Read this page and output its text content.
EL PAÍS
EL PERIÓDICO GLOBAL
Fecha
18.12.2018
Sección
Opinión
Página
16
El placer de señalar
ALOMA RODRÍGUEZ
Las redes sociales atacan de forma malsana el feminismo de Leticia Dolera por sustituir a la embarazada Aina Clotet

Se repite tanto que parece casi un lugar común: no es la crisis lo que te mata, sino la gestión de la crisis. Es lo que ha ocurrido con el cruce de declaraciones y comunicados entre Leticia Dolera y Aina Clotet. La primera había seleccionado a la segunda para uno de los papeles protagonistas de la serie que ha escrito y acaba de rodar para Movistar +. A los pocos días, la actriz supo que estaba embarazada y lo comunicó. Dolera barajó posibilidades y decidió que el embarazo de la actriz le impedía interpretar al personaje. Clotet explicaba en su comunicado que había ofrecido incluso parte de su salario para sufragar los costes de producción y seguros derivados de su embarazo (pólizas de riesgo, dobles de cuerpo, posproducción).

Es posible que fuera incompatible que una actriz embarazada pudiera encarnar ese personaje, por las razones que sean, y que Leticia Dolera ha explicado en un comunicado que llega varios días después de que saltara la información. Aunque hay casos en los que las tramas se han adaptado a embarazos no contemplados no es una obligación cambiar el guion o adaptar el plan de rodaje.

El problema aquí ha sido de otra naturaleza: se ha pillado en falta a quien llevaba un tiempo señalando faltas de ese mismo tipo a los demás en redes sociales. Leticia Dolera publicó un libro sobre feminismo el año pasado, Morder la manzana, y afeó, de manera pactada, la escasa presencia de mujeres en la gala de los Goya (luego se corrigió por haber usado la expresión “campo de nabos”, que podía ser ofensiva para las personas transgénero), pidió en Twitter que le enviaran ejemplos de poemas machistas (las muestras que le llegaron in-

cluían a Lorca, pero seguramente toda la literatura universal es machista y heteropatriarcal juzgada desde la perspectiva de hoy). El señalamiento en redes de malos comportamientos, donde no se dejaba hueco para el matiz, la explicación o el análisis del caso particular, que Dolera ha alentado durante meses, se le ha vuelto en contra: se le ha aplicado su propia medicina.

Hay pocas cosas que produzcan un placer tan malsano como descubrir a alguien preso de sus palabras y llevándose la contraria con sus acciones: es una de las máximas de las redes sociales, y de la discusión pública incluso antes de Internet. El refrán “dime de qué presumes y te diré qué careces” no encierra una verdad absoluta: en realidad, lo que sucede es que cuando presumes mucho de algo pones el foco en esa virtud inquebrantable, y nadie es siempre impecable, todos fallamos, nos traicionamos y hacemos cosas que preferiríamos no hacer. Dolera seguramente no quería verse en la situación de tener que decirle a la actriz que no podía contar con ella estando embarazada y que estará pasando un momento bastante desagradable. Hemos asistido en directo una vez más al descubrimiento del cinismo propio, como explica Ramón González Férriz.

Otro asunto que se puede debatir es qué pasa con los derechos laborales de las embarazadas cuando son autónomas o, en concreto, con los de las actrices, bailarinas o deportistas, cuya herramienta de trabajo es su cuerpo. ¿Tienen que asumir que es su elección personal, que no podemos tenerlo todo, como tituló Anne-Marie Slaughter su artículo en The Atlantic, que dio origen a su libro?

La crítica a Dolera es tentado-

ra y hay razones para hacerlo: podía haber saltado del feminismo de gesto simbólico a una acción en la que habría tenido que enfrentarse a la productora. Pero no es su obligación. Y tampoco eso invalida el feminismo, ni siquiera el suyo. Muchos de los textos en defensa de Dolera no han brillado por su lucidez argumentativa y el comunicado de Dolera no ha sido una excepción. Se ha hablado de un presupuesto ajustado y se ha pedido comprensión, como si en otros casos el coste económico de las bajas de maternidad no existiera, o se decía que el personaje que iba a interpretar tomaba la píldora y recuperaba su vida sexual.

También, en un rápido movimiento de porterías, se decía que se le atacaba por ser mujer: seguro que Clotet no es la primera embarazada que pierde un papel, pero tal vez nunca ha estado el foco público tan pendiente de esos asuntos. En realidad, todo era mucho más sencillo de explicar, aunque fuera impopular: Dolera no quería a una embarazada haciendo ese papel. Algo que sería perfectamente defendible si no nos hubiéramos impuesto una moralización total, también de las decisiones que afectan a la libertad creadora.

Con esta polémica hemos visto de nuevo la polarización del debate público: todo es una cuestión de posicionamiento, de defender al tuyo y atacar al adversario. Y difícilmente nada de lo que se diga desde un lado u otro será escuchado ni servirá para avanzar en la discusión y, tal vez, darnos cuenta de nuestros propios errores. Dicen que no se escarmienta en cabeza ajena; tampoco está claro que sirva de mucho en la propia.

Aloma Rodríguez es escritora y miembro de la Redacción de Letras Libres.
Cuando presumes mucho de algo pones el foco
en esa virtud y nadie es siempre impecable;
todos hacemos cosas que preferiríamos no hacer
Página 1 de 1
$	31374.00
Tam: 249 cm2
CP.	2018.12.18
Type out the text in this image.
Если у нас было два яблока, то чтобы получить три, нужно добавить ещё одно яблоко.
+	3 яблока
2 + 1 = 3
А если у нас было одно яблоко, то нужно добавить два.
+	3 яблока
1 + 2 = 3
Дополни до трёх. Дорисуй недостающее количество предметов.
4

What this task involves:
Transcribe all the entries, keeping each one exactly as it is.

Complete answer:
Read this page and output its text content.
EL PAÍS
EL PERIÓDICO GLOBAL
Fecha
18.12.2018
Sección
Opinión
Página
16
El placer de señalar
ALOMA RODRÍGUEZ
Las redes sociales atacan de forma malsana el feminismo de Leticia Dolera por sustituir a la embarazada Aina Clotet

Se repite tanto que parece casi un lugar común: no es la crisis lo que te mata, sino la gestión de la crisis. Es lo que ha ocurrido con el cruce de declaraciones y comunicados entre Leticia Dolera y Aina Clotet. La primera había seleccionado a la segunda para uno de los papeles protagonistas de la serie que ha escrito y acaba de rodar para Movistar +. A los pocos días, la actriz supo que estaba embarazada y lo comunicó. Dolera barajó posibilidades y decidió que el embarazo de la actriz le impedía interpretar al personaje. Clotet explicaba en su comunicado que había ofrecido incluso parte de su salario para sufragar los costes de producción y seguros derivados de su embarazo (pólizas de riesgo, dobles de cuerpo, posproducción).

Es posible que fuera incompatible que una actriz embarazada pudiera encarnar ese personaje, por las razones que sean, y que Leticia Dolera ha explicado en un comunicado que llega varios días después de que saltara la información. Aunque hay casos en los que las tramas se han adaptado a embarazos no contemplados no es una obligación cambiar el guion o adaptar el plan de rodaje.

El problema aquí ha sido de otra naturaleza: se ha pillado en falta a quien llevaba un tiempo señalando faltas de ese mismo tipo a los demás en redes sociales. Leticia Dolera publicó un libro sobre feminismo el año pasado, Morder la manzana, y afeó, de manera pactada, la escasa presencia de mujeres en la gala de los Goya (luego se corrigió por haber usado la expresión “campo de nabos”, que podía ser ofensiva para las personas transgénero), pidió en Twitter que le enviaran ejemplos de poemas machistas (las muestras que le llegaron in-

cluían a Lorca, pero seguramente toda la literatura universal es machista y heteropatriarcal juzgada desde la perspectiva de hoy). El señalamiento en redes de malos comportamientos, donde no se dejaba hueco para el matiz, la explicación o el análisis del caso particular, que Dolera ha alentado durante meses, se le ha vuelto en contra: se le ha aplicado su propia medicina.

Hay pocas cosas que produzcan un placer tan malsano como descubrir a alguien preso de sus palabras y llevándose la contraria con sus acciones: es una de las máximas de las redes sociales, y de la discusión pública incluso antes de Internet. El refrán “dime de qué presumes y te diré qué careces” no encierra una verdad absoluta: en realidad, lo que sucede es que cuando presumes mucho de algo pones el foco en esa virtud inquebrantable, y nadie es siempre impecable, todos fallamos, nos traicionamos y hacemos cosas que preferiríamos no hacer. Dolera seguramente no quería verse en la situación de tener que decirle a la actriz que no podía contar con ella estando embarazada y que estará pasando un momento bastante desagradable. Hemos asistido en directo una vez más al descubrimiento del cinismo propio, como explica Ramón González Férriz.

Otro asunto que se puede debatir es qué pasa con los derechos laborales de las embarazadas cuando son autónomas o, en concreto, con los de las actrices, bailarinas o deportistas, cuya herramienta de trabajo es su cuerpo. ¿Tienen que asumir que es su elección personal, que no podemos tenerlo todo, como tituló Anne-Marie Slaughter su artículo en The Atlantic, que dio origen a su libro?

La crítica a Dolera es tentado-

ra y hay razones para hacerlo: podía haber saltado del feminismo de gesto simbólico a una acción en la que habría tenido que enfrentarse a la productora. Pero no es su obligación. Y tampoco eso invalida el feminismo, ni siquiera el suyo. Muchos de los textos en defensa de Dolera no han brillado por su lucidez argumentativa y el comunicado de Dolera no ha sido una excepción. Se ha hablado de un presupuesto ajustado y se ha pedido comprensión, como si en otros casos el coste económico de las bajas de maternidad no existiera, o se decía que el personaje que iba a interpretar tomaba la píldora y recuperaba su vida sexual.

También, en un rápido movimiento de porterías, se decía que se le atacaba por ser mujer: seguro que Clotet no es la primera embarazada que pierde un papel, pero tal vez nunca ha estado el foco público tan pendiente de esos asuntos. En realidad, todo era mucho más sencillo de explicar, aunque fuera impopular: Dolera no quería a una embarazada haciendo ese papel. Algo que sería perfectamente defendible si no nos hubiéramos impuesto una moralización total, también de las decisiones que afectan a la libertad creadora.

Con esta polémica hemos visto de nuevo la polarización del debate público: todo es una cuestión de posicionamiento, de defender al tuyo y atacar al adversario. Y difícilmente nada de lo que se diga desde un lado u otro será escuchado ni servirá para avanzar en la discusión y, tal vez, darnos cuenta de nuestros propios errores. Dicen que no se escarmienta en cabeza ajena; tampoco está claro que sirva de mucho en la propia.

Aloma Rodríguez es escritora y miembro de la Redacción de Letras Libres.
Cuando presumes mucho de algo pones el foco
en esa virtud y nadie es siempre impecable;
todos hacemos cosas que preferiríamos no hacer
Página 1 de 1
$	31374.00
Tam: 249 cm2
CP.	2018.12.18
Type out the text in this image.
Если у нас было два яблока, то чтобы получить три, нужно добавить ещё одно яблоко.
+	3 яблока
2 + 1 = 3
А если у нас было одно яблоко, то нужно добавить два.
+	3 яблока
1 + 2 = 3
Дополни до трёх. Дорисуй недостающее количество предметов.
4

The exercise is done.